— Start DATASET RECORDS —
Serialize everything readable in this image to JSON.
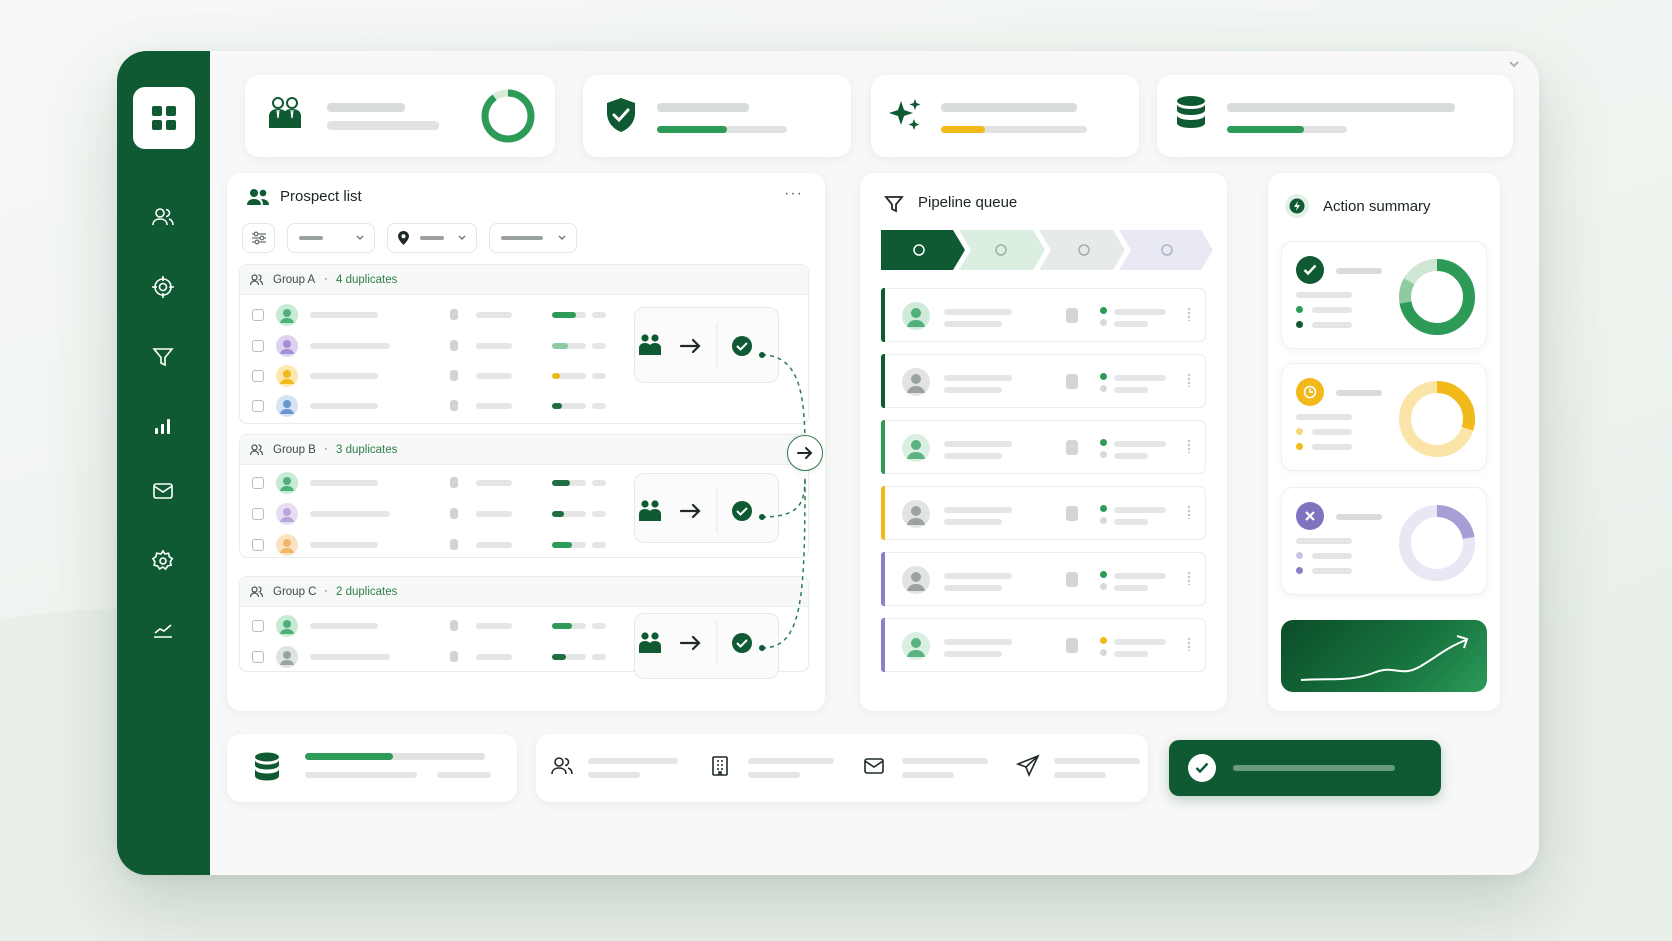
{
  "prospect_list": {
    "title": "Prospect list",
    "more": "···",
    "groups": [
      {
        "label": "Group A",
        "sep": "·",
        "count": "4 duplicates"
      },
      {
        "label": "Group B",
        "sep": "·",
        "count": "3 duplicates"
      },
      {
        "label": "Group C",
        "sep": "·",
        "count": "2 duplicates"
      }
    ]
  },
  "pipeline": {
    "title": "Pipeline queue"
  },
  "summary": {
    "title": "Action summary"
  },
  "colors": {
    "brand": "#0f5a32",
    "accent": "#2e9a58",
    "warning": "#f2b91b",
    "muted": "#8b7fc7"
  },
  "icons": [
    "grid-icon",
    "users-icon",
    "target-icon",
    "filter-icon",
    "bar-chart-icon",
    "mail-icon",
    "gear-icon",
    "trend-icon",
    "team-icon",
    "shield-icon",
    "sparkle-icon",
    "database-icon",
    "building-icon",
    "send-icon",
    "check-icon",
    "arrow-right-icon",
    "clock-icon",
    "close-icon",
    "map-pin-icon",
    "sliders-icon",
    "more-icon"
  ],
  "progress": {
    "summary_done": 0.72,
    "summary_pending": 0.3,
    "summary_rejected": 0.22,
    "top_shield": 0.52,
    "top_sparkle": 0.3,
    "top_database": 0.5,
    "bottom_database": 0.49
  }
}
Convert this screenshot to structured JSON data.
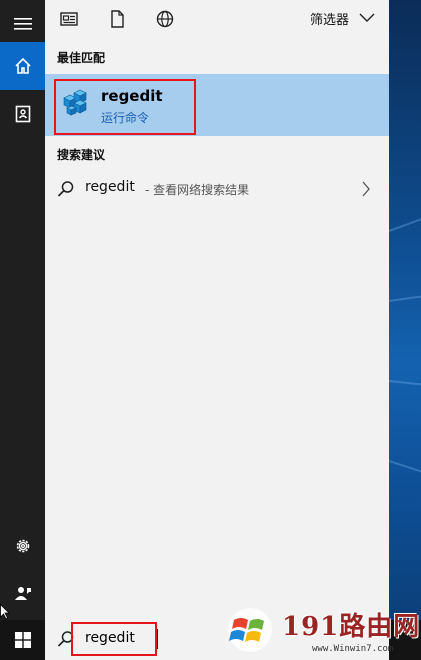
{
  "filter": {
    "label": "筛选器",
    "icons": [
      "news-icon",
      "document-icon",
      "globe-icon"
    ]
  },
  "best_match": {
    "title": "最佳匹配",
    "app_name": "regedit",
    "app_type": "运行命令",
    "icon": "registry-editor-icon"
  },
  "suggestions": {
    "title": "搜索建议",
    "items": [
      {
        "term": "regedit",
        "hint": "- 查看网络搜索结果"
      }
    ]
  },
  "search": {
    "query": "regedit"
  },
  "watermark": {
    "big": "191路由网",
    "small": "www.Winwin7.com"
  },
  "colors": {
    "accent": "#0b6ac8",
    "selected": "#a7cdee",
    "highlight_border": "#e8141c",
    "rail": "#1f1f1f"
  }
}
— End DATASET RECORDS —
** THE EXERCISE **
Each entry must be retyped word for word, with every image omitted.

** OUTPUT OF THE EXERCISE **
Serialize everything readable in this image to JSON.
{
  "prospect_list": {
    "title": "Prospect list",
    "more": "···",
    "groups": [
      {
        "label": "Group A",
        "sep": "·",
        "count": "4 duplicates"
      },
      {
        "label": "Group B",
        "sep": "·",
        "count": "3 duplicates"
      },
      {
        "label": "Group C",
        "sep": "·",
        "count": "2 duplicates"
      }
    ]
  },
  "pipeline": {
    "title": "Pipeline queue"
  },
  "summary": {
    "title": "Action summary"
  },
  "colors": {
    "brand": "#0f5a32",
    "accent": "#2e9a58",
    "warning": "#f2b91b",
    "muted": "#8b7fc7"
  },
  "icons": [
    "grid-icon",
    "users-icon",
    "target-icon",
    "filter-icon",
    "bar-chart-icon",
    "mail-icon",
    "gear-icon",
    "trend-icon",
    "team-icon",
    "shield-icon",
    "sparkle-icon",
    "database-icon",
    "building-icon",
    "send-icon",
    "check-icon",
    "arrow-right-icon",
    "clock-icon",
    "close-icon",
    "map-pin-icon",
    "sliders-icon",
    "more-icon"
  ],
  "progress": {
    "summary_done": 0.72,
    "summary_pending": 0.3,
    "summary_rejected": 0.22,
    "top_shield": 0.52,
    "top_sparkle": 0.3,
    "top_database": 0.5,
    "bottom_database": 0.49
  }
}
Convert this screenshot to structured JSON data.
{
  "filter": {
    "label": "筛选器",
    "icons": [
      "news-icon",
      "document-icon",
      "globe-icon"
    ]
  },
  "best_match": {
    "title": "最佳匹配",
    "app_name": "regedit",
    "app_type": "运行命令",
    "icon": "registry-editor-icon"
  },
  "suggestions": {
    "title": "搜索建议",
    "items": [
      {
        "term": "regedit",
        "hint": "- 查看网络搜索结果"
      }
    ]
  },
  "search": {
    "query": "regedit"
  },
  "watermark": {
    "big": "191路由网",
    "small": "www.Winwin7.com"
  },
  "colors": {
    "accent": "#0b6ac8",
    "selected": "#a7cdee",
    "highlight_border": "#e8141c",
    "rail": "#1f1f1f"
  }
}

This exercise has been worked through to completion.